→ LIST OF TASKS
A: From the text on realtime transports, list every kind of application that SSE is said to work nicely for.
B: Answer these questions using the text on realtime transports:
(i) What does SSE provide as a reconnect signal?
(ii) What example route does the text give for client commands sent through normal requests alongside SSE?
(iii) What kinds of response body can long polling return?
C: Please reproduce the passage from the text on realtime transports word for word, beginning at the words "Choosing The Transport" and stopping after "used to seeing.".

→ TEXT
::::::::

Caching rules call for the same route-level attention. Treat event streams as live responses, and remember that long-poll responses can carry updates meant for one user. Configure shared caches so they never keep either response as something they can hand to another client. Use cache headers that say exactly that, then check the proxy behavior with a client that connects through the deployed path.

The last one is shutdown. During a deploy, the server should stop accepting new realtime requests, close or drain the existing responses according to your policy, and leave clients a clear way to reconnect. Production shutdown comes later, but the route can already have the right structure in place. Every open SSE connection already has a cleanup handle, and every hanging long-poll request already has its one finalizer.

Choosing The Transport

The first question is usually which way the data mostly flows.

SSE moves events from server to client over one HTTP response, and the client sends its commands back through normal requests like POST /actions. That arrangement works nicely for dashboards, notifications, progress streams, job status, and audit feeds, anywhere the server does most of the updating and the client's messages are just ordinary API calls.

Long polling moves the same server-to-client updates through repeated responses instead. It pays off when clients or infrastructure push back on long-lived streaming responses, when you are dealing with older environments, or when each update batch fits cleanly into the API response contracts you already have. As a bonus, operations teams get the request-completion behavior they are used to seeing.

WebSocket gives you one bidirectional framed connection. Reach for it when the client sends frequent low-latency messages, when both sides need to speak whenever they want, or when the application already relies on the WebSocket frame-level behavior from the previous subchapter.

Look at payloads separately. SSE is text, so JSON over the data: field is the common path and works well, but binary payloads need encoding or a different transport altogether. Long polling can return JSON, newline-delimited JSON, or any normal HTTP body you like. WebSocket carries both text and binary messages once the upgrade is done.

What each one costs to run is different. SSE holds one response per client and pushes many events through it. Long polling holds one request per client during the quiet stretches and spins up a new request every cycle. WebSocket holds one upgraded connection per client and brings along its own framing, ping/pong, close codes, and library behavior.

Recovery works differently in each as well. SSE hands you Last-Event-ID as a reconnect signal you get for free. Long polling sends the cursor as an explicit query parameter or header on every poll. WebSocket apps usually define a resume message or reconnect handshake of their own. The same cursor idea runs underneath all three, but each one carries it in a different place.

Latency is easy to get optimistic about, so look at it honestly. SSE can deliver an event the instant the server writes it and every layer in between flushes. Long polling can also deliver right away, as long as a request is already hanging when the event lands. The extra latency shows up between responses, in the window after the client receives one, parses it, advances the cursor, and sends the next request. With a tight loop that window is small. It widens with mobile browsers, background tabs, and client-side retry delays.

::::::::

→ Dataset entries
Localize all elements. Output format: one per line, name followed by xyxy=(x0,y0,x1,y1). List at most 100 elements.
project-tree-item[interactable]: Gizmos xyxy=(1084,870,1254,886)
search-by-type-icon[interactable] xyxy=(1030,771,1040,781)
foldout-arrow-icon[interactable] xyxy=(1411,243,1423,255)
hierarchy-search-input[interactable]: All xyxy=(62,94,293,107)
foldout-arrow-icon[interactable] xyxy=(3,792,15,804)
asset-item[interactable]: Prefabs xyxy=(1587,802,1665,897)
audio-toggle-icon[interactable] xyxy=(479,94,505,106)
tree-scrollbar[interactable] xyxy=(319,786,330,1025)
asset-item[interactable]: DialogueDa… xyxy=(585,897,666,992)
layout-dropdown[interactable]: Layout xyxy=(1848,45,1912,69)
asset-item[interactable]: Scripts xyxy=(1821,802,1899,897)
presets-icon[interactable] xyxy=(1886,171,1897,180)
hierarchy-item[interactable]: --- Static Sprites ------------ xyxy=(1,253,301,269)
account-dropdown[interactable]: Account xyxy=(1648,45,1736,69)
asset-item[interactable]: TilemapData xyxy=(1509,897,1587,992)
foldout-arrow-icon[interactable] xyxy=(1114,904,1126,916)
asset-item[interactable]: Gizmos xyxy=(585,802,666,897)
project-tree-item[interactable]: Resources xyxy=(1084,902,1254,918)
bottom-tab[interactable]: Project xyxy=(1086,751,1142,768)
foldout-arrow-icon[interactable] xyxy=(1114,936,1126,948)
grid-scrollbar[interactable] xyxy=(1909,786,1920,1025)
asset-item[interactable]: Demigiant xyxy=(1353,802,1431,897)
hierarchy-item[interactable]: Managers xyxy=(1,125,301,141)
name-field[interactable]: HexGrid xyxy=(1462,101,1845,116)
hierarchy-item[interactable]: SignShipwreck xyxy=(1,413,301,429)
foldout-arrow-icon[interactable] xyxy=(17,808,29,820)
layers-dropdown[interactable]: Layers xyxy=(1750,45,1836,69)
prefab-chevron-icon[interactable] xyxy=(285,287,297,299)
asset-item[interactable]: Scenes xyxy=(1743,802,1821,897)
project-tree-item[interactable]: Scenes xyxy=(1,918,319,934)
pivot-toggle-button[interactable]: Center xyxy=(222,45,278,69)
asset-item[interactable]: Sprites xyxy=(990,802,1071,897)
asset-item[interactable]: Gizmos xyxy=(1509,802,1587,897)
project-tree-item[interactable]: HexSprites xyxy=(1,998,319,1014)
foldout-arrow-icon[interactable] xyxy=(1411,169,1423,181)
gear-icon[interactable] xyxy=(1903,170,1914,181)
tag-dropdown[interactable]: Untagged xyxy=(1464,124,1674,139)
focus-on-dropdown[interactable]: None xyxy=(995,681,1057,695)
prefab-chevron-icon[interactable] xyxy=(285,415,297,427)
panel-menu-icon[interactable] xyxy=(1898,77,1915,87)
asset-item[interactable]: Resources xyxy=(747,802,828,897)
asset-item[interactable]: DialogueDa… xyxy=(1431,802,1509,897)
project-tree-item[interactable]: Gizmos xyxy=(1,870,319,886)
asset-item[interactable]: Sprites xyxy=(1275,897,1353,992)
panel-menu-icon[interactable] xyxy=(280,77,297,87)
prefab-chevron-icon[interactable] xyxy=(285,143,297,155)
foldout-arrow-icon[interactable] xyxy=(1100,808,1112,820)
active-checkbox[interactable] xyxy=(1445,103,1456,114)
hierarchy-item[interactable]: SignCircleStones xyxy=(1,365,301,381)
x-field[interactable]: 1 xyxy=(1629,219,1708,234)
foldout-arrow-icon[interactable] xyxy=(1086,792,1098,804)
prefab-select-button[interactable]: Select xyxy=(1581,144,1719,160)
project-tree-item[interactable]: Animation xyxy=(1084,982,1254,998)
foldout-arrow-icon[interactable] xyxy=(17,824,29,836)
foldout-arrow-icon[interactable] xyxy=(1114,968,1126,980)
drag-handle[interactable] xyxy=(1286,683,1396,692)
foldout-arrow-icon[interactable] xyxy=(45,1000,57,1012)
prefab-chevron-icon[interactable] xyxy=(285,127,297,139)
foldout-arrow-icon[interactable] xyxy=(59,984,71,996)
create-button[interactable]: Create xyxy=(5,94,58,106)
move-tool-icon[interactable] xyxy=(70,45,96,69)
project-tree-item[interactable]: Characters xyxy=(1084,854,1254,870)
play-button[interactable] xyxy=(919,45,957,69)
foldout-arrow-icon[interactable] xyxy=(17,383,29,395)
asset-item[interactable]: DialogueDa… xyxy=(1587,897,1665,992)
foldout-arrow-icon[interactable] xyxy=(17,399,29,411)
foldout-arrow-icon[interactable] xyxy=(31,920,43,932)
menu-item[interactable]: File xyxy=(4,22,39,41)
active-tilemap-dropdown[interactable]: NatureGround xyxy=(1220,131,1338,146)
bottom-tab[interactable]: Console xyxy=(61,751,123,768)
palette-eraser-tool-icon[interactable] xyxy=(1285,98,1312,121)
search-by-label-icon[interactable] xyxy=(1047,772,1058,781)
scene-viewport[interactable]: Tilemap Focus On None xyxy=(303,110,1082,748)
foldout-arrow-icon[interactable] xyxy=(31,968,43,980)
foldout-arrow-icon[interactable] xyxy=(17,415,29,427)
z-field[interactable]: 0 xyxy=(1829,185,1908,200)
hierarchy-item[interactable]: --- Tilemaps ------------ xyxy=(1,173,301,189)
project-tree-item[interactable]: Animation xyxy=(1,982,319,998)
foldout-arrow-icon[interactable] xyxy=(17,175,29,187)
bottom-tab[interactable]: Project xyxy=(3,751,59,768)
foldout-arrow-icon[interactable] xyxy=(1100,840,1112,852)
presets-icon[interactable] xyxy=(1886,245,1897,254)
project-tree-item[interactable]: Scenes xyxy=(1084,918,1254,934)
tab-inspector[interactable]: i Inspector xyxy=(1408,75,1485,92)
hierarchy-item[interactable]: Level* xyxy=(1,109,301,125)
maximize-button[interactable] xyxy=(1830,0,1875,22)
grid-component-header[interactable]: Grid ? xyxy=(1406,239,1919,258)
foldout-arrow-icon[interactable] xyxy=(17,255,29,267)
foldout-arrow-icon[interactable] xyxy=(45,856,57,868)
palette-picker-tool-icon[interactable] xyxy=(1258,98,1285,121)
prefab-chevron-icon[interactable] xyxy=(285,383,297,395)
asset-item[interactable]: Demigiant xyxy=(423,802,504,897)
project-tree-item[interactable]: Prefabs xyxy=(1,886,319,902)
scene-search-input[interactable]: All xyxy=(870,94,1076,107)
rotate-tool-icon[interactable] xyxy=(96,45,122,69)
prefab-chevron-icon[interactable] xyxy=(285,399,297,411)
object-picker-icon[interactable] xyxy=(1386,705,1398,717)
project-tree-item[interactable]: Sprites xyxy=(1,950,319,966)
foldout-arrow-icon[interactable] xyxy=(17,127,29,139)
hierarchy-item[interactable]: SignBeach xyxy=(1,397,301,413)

::::::::

→ EXERCISE SOLUTIONS
A:
- Dashboards
- Notifications
- Progress streams
- Job status
- Audit feeds

B:
(i) Last-Event-ID
(ii) POST /actions
(iii) JSON, newline-delimited JSON, or any normal HTTP body

C:
Choosing The Transport

The first question is usually which way the data mostly flows.

SSE moves events from server to client over one HTTP response, and the client sends its commands back through normal requests like POST /actions. That arrangement works nicely for dashboards, notifications, progress streams, job status, and audit feeds, anywhere the server does most of the updating and the client's messages are just ordinary API calls.

Long polling moves the same server-to-client updates through repeated responses instead. It pays off when clients or infrastructure push back on long-lived streaming responses, when you are dealing with older environments, or when each update batch fits cleanly into the API response contracts you already have. As a bonus, operations teams get the request-completion behavior they are used to seeing.